> **EXERCISE OBJECTIVE**: Retype the part of the fleet dispatch text below that falls between "The comparison to" and "better fleet coordination.", inclusive.

> **TEXT SEGMENT**:

The revenue implication of dispatch efficiency compounding is significant. The difference between 12 rides per vehicle per day (poor dispatch) and 25 rides per vehicle per day (excellent dispatch) is more than 2x revenue output from the same fleet capital. At 1,100 vehicles and a $12 average fare: poor dispatch produces approximately $52.8K per day; excellent dispatch produces approximately $110K per day. The dispatch software is effectively worth tens of millions of dollars per year in incremental revenue — and unlike vehicle hardware, it does not depreciate.
The comparison to human rideshare drivers reveals a structural advantage. A human Uber driver in a dense city achieves 15–25 rides per day — but with no central coordination, no demand prediction, and hours lost to personal breaks and end-of-shift. An AV fleet operating 24 hours per day, centrally dispatched with demand prediction, can in principle exceed the per-vehicle output of human drivers even without faster driving, purely through better fleet coordination.
Section 3 — Dispatch Architecture: What the Fleet OS Must Do
A production fleet dispatch system for 1,100 vehicles is a real-time distributed system operating under sub-second latency constraints. It ingests a continuous stream of vehicle state updates, ride requests, and environmental data; it runs optimization algorithms continuously; and it issues routing and assignment commands that vehicles must execute with minimal delay.
| System component | Function | Technical challenge |
|---|---|---|
| Real-time vehicle state tracking | Know the position, speed, battery SoC, and passenger state of every vehicle every second | 1,100 vehicles × 10 state updates/second = 11,000 state messages/second; must handle with sub-100ms latency (est.) |
| Demand prediction model | ML model trained on historical ride request patterns by geography, time, weather, events | Must update predictions in real time when a major event (concert, game) creates sudden demand spike |
| ETA computation engine | For every incoming ride request, compute ETA for every feasible vehicle in real time | At 150K+ weekly rides, peak demand = dozens of simultaneous requests; must compute ETAs for 100+ vehicle-request pairs within seconds |
| Route optimization | Given assignment, compute optimal route from current vehicle position to pickup to dropoff | Must incorporate live traffic, geofence constraints, construction reroutes, charging station locations |
| Charging scheduler | Decides when each vehicle should return to depot for charging; balances SoC floor with demand availability | Optimizing charging for 1,100 vehicles with staggered demand cycles is a non-trivial scheduling problem |
| Anomaly detection | Detects vehicles behaving abnormally (stuck, confused, or stopped mid-route) and dispatches remote assistance | Early detection prevents minor vehicle confusion from becoming a public incident |
| Fleet rebalancing | Moves vehicles from low-demand zones to high-demand zones during demand shifts | Phoenix: airport demand spikes at 6 AM (inbound flights) and 9 PM; fleet must preposition |
The state tracking requirement alone is formidable. 1,100 vehicles each sending position, speed, SoC, and passenger state at 10 Hz produces 11,000 messages per second in steady state. During surges — when demand spikes and vehicles are in rapid transit between pickups — message rates could be higher. The dispatch system must process this stream, maintain a consistent real-time world model, and issue optimized assignments, all within latency constraints tight enough that the vehicle can execute the assignment before conditions change materially.

> **GIVEN INFORMATION**:
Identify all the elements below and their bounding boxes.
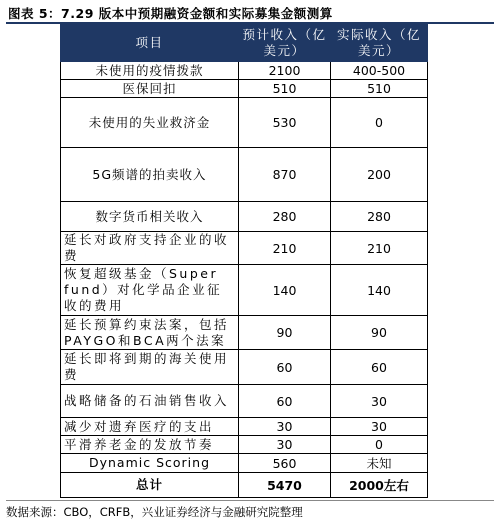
row-expected: 90 — [239, 316, 331, 350]
row-item: 延长预算约束法案，包括PAYGO和BCA两个法案 — [61, 316, 239, 350]
table-row — [61, 350, 428, 385]
row-actual: 30 — [331, 418, 428, 436]
row-expected: 30 — [239, 418, 331, 436]
row-item: 医保回扣 — [61, 80, 239, 98]
row-expected: 30 — [239, 436, 331, 454]
header-expected: 预计收入（亿美元） — [239, 25, 331, 62]
funding-table — [60, 24, 428, 498]
row-item: 5G频谱的拍卖收入 — [61, 148, 239, 202]
row-item: 平滑养老金的发放节奏 — [61, 436, 239, 454]
total-label: 总计 — [61, 473, 239, 498]
row-expected: 530 — [239, 98, 331, 148]
row-actual: 未知 — [331, 454, 428, 473]
row-item: Dynamic Scoring — [61, 454, 239, 473]
row-actual: 0 — [331, 436, 428, 454]
row-actual: 90 — [331, 316, 428, 350]
row-expected: 2100 — [239, 62, 331, 80]
header-actual: 实际收入（亿美元） — [331, 25, 428, 62]
row-actual: 60 — [331, 350, 428, 385]
total-expected: 5470 — [239, 473, 331, 498]
row-expected: 60 — [239, 350, 331, 385]
row-expected: 210 — [239, 232, 331, 265]
table-row — [61, 232, 428, 265]
total-row — [61, 473, 428, 498]
table-row — [61, 202, 428, 232]
row-expected: 140 — [239, 265, 331, 316]
row-actual: 140 — [331, 265, 428, 316]
source-note: 数据来源：CBO，CRFB，兴业证券经济与金融研究院整理 — [6, 500, 494, 520]
row-expected: 510 — [239, 80, 331, 98]
row-actual: 510 — [331, 80, 428, 98]
row-item: 延长即将到期的海关使用费 — [61, 350, 239, 385]
table-row — [61, 436, 428, 454]
row-actual: 0 — [331, 98, 428, 148]
row-actual: 210 — [331, 232, 428, 265]
total-actual: 2000左右 — [331, 473, 428, 498]
table-row — [61, 148, 428, 202]
figure-title: 图表 5：7.29 版本中预期融资金额和实际募集金额测算 — [8, 6, 333, 21]
row-item: 未使用的疫情拨款 — [61, 62, 239, 80]
table-header-row — [61, 25, 428, 62]
table-row — [61, 385, 428, 418]
row-actual: 200 — [331, 148, 428, 202]
row-actual: 400-500 — [331, 62, 428, 80]
table-row — [61, 418, 428, 436]
row-expected: 870 — [239, 148, 331, 202]
title-bar — [6, 2, 494, 24]
row-item: 减少对遗弃医疗的支出 — [61, 418, 239, 436]
table-row — [61, 62, 428, 80]
table-row — [61, 316, 428, 350]
row-item: 恢复超级基金（Super fund）对化学品企业征收的费用 — [61, 265, 239, 316]
table-row — [61, 454, 428, 473]
row-actual: 30 — [331, 385, 428, 418]
row-expected: 560 — [239, 454, 331, 473]
row-item: 数字货币相关收入 — [61, 202, 239, 232]
table-row — [61, 80, 428, 98]
table-row — [61, 265, 428, 316]
row-item: 未使用的失业救济金 — [61, 98, 239, 148]
row-expected: 60 — [239, 385, 331, 418]
header-item: 项目 — [61, 25, 239, 62]
row-item: 战略储备的石油销售收入 — [61, 385, 239, 418]
row-expected: 280 — [239, 202, 331, 232]
table-row — [61, 98, 428, 148]
row-item: 延长对政府支持企业的收费 — [61, 232, 239, 265]
row-actual: 280 — [331, 202, 428, 232]
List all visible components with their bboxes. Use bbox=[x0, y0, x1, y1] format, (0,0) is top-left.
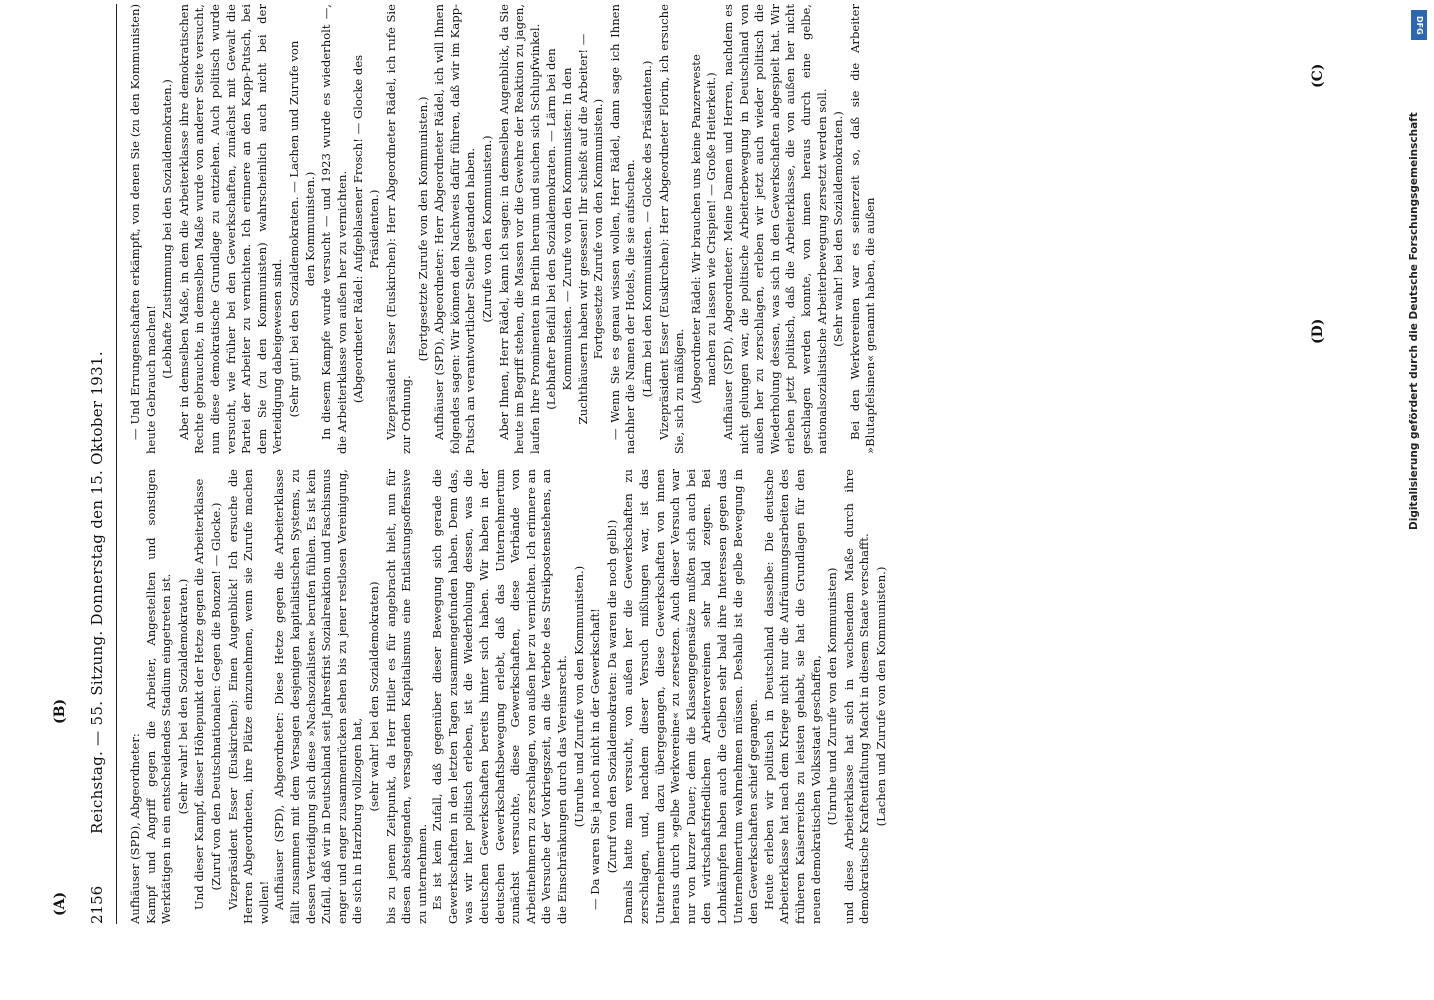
digitization-credit: Digitalisierung gefördert durch die Deutsche Forschungsgemeinschaft bbox=[1408, 112, 1420, 530]
interjection: (Unruhe und Zurufe von den Kommunisten.) bbox=[571, 565, 586, 828]
paragraph: In diesem Kampfe wurde versucht — und 1923 wurde es wiederholt —, die Arbeiterklasse von außen her zu vernichten. bbox=[319, 4, 349, 454]
dfg-logo: DFG bbox=[1411, 10, 1427, 40]
margin-letter-b: (B) bbox=[52, 698, 68, 724]
interjection: (Lebhafte Zustimmung bei den Sozialdemokraten.) bbox=[160, 79, 175, 379]
dfg-credit bbox=[1408, 10, 1430, 550]
interjection: (Lärm bei den Kommunisten. — Glocke des Präsidenten.) bbox=[640, 60, 654, 398]
paragraph: Aber in demselben Maße, in dem die Arbeiterklasse ihre demokratischen Rechte gebrauchte, in demselben Maße wurde von anderer Seite versucht, nun diese demokratische Grundlage zu entziehen. Auch politisch wurde versucht, wie früher bei den Gewerkschaften, zunächst mit Gewalt die Partei der Arbeiter zu vernichten. Ich erinnere an den Kapp-Putsch, bei dem Sie (zu den Kommunisten) wahrscheinlich auch nicht bei der Verteidigung dabeigewesen sind. bbox=[176, 4, 285, 454]
interjection: (Zurufe von den Kommunisten.) bbox=[480, 135, 495, 323]
paragraph: bis zu jenem Zeitpunkt, da Herr Hitler es für angebracht hielt, nun für diesen absteigenden, versagenden Kapitalismus eine Entlastungsoffensive zu unternehmen. bbox=[383, 469, 429, 924]
paragraph: — Und Errungenschaften erkämpft, von denen Sie (zu den Kommunisten) heute Gebrauch machen! bbox=[128, 4, 158, 454]
interjection: (Abgeordneter Rädel: Wir brauchen uns keine Panzerweste machen zu lassen wie Crispien! — Große Heiterkeit.) bbox=[688, 54, 719, 404]
paragraph: Vizepräsident Esser (Euskirchen): Herr Abgeordneter Rädel, ich rufe Sie zur Ordnung. bbox=[383, 4, 414, 454]
interjection: (Sehr wahr! bei den Sozialdemokraten.) bbox=[831, 111, 846, 347]
paragraph: Vizepräsident Esser (Euskirchen): Herr Abgeordneter Florin, ich ersuche Sie, sich zu mäßigen. bbox=[656, 4, 687, 454]
paragraph: Damals hatte man versucht, von außen her die Gewerkschaften zu zerschlagen, und, nachdem dieser Versuch mißlungen war, ist das Unternehmertum dazu übergegangen, diese Gewerkschaften von innen heraus durch »gelbe Werkvereine« zu zersetzen. Auch dieser Versuch war nur von kurzer Dauer; denn die Klassengegensätze mußten sich auch bei den wirtschaftsfriedlichen Arbeitervereinen sehr bald zeigen. Bei Lohnkämpfen haben auch die Gelben sehr bald ihre Interessen gegen das Unternehmertum wahrnehmen müssen. Deshalb ist die gelbe Bewegung in den Gewerkschaften schief gegangen. bbox=[621, 469, 761, 924]
paragraph: Kampf und Angriff gegen die Arbeiter, Angestellten und sonstigen Werktätigen in ein entscheidendes Stadium eingetreten ist. bbox=[143, 469, 174, 924]
running-title: Reichstag. — 55. Sitzung. Donnerstag den 15. Oktober 1931. bbox=[88, 351, 106, 834]
paragraph: Bei den Werkvereinen war es seinerzeit so, daß sie die Arbeiter »Blutapfelsinen« genannt haben, die außen bbox=[847, 4, 878, 454]
margin-letter-c: (C) bbox=[1310, 63, 1326, 88]
paragraph: Aufhäuser (SPD), Abgeordneter: Herr Abgeordneter Rädel, ich will Ihnen folgendes sagen: Wir können den Nachweis dafür führen, daß wir im Kapp-Putsch an verantwortlicher Stelle gestanden haben. bbox=[432, 4, 478, 454]
interjection: (Lebhafter Beifall bei den Sozialdemokraten. — Lärm bei den Kommunisten. — Zurufe von den Kommunisten: In den Zuchthäusern haben wir gesessen! Ihr schießt auf die Arbeiter! — Fortgesetzte Zurufe von den Kommunisten.) bbox=[544, 33, 606, 425]
page-content bbox=[52, 3, 1326, 924]
interjection: (Sehr wahr! bei den Sozialdemokraten.) bbox=[175, 578, 190, 815]
interjection: (Zuruf von den Sozialdemokraten: Da waren die noch gelb!) bbox=[604, 519, 619, 874]
paragraph: Heute erleben wir politisch in Deutschland dasselbe: Die deutsche Arbeiterklasse hat nach dem Kriege nicht nur die Aufräumungsarbeiten des früheren Kaiserreichs zu leisten gehabt, sie hat die Grundlagen für den neuen demokratischen Volksstaat geschaffen, bbox=[761, 469, 823, 924]
paragraph: Es ist kein Zufall, daß gegenüber dieser Bewegung sich gerade die Gewerkschaften in den letzten Tagen zusammengefunden haben. Denn das, was wir hier politisch erleben, ist die Wiederholung dessen, was die deutschen Gewerkschaften bereits hinter sich haben. Wir haben in der deutschen Gewerkschaftsbewegung erlebt, daß das Unternehmertum zunächst versuchte, diese Gewerkschaften, diese Verbände von Arbeitnehmern zu zerschlagen, von außen her zu vernichten. Ich erinnere an die Versuche der Vorkriegszeit, an die Verbote des Streikpostenstehens, an die Einschränkungen durch das Vereinsrecht. bbox=[430, 468, 570, 924]
paragraph: Aber Ihnen, Herr Rädel, kann ich sagen: in demselben Augenblick, da Sie heute im Begriff stehen, die Massen vor die Gewehre der Reaktion zu jagen, laufen Ihre Prominenten in Berlin herum und suchen sich Schlupfwinkel. bbox=[496, 3, 542, 454]
text-column-right bbox=[128, 4, 879, 454]
interjection: (Zuruf von den Deutschnationalen: Gegen die Bonzen! — Glocke.) bbox=[208, 502, 223, 891]
paragraph: — Da waren Sie ja noch nicht in der Gewerkschaft! bbox=[588, 608, 603, 910]
paragraph: Aufhäuser (SPD), Abgeordneter: Meine Damen und Herren, nachdem es nicht gelungen war, die politische Arbeiterbewegung in Deutschland von außen her zu zerschlagen, erleben wir jetzt auch wieder politisch die Wiederholung dessen, was sich in den Gewerkschaften abgespielt hat. Wir erleben jetzt politisch, daß die Arbeiterklasse, die von außen her nicht geschlagen werden konnte, von innen heraus durch eine gelbe, nationalsozialistische Arbeiterbewegung zersetzt werden soll. bbox=[720, 4, 829, 454]
page-number: 2156 bbox=[88, 885, 106, 924]
paragraph: — Wenn Sie es genau wissen wollen, Herr Rädel, dann sage ich Ihnen nachher die Namen der Hotels, die sie aufsuchen. bbox=[607, 4, 638, 454]
interjection: (Lachen und Zurufe von den Kommunisten.) bbox=[873, 566, 888, 827]
interjection: (Unruhe und Zurufe von den Kommunisten) bbox=[825, 567, 840, 826]
interjection: (Abgeordneter Rädel: Aufgeblasener Frosch! — Glocke des Präsidenten.) bbox=[351, 54, 381, 404]
paragraph: Aufhäuser (SPD), Abgeordneter: bbox=[128, 733, 142, 924]
margin-letter-a: (A) bbox=[52, 891, 68, 916]
interjection: (Fortgesetzte Zurufe von den Kommunisten.) bbox=[415, 96, 430, 362]
paragraph: Und dieser Kampf, dieser Höhepunkt der Hetze gegen die Arbeiterklasse bbox=[192, 478, 207, 910]
page-header bbox=[82, 4, 117, 924]
paragraph: Aufhäuser (SPD), Abgeordneter: Diese Hetze gegen die Arbeiterklasse fällt zusammen mit dem Versagen desjenigen kapitalistischen Systems, zu dessen Verteidigung sich diese »Nachsozialisten« berufen fühlen. Es ist kein Zufall, daß wir in Deutschland seit Jahresfrist Sozialreaktion und Faschismus enger und enger zusammenrücken sehen bis zu jener restlosen Vereinigung, die sich in Harzburg vollzogen hat, bbox=[272, 469, 365, 924]
margin-letter-d: (D) bbox=[1310, 318, 1326, 344]
text-column-left bbox=[128, 469, 891, 924]
paragraph: Vizepräsident Esser (Euskirchen): Einen Augenblick! Ich ersuche die Herren Abgeordneten, ihre Plätze einzunehmen, wenn sie Zurufe machen wollen! bbox=[225, 469, 271, 924]
paragraph: und diese Arbeiterklasse hat sich in wachsendem Maße durch ihre demokratische Kraftentfaltung Macht in diesem Staate verschafft. bbox=[841, 469, 872, 924]
interjection: (sehr wahr! bei den Sozialdemokraten) bbox=[366, 581, 381, 812]
interjection: (Sehr gut! bei den Sozialdemokraten. — Lachen und Zurufe von den Kommunisten.) bbox=[286, 40, 317, 418]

> **WRITTEN REPLY**:
The comparison to human rideshare drivers reveals a structural advantage. A human Uber driver in a dense city achieves 15–25 rides per day — but with no central coordination, no demand prediction, and hours lost to personal breaks and end-of-shift. An AV fleet operating 24 hours per day, centrally dispatched with demand prediction, can in principle exceed the per-vehicle output of human drivers even without faster driving, purely through better fleet coordination.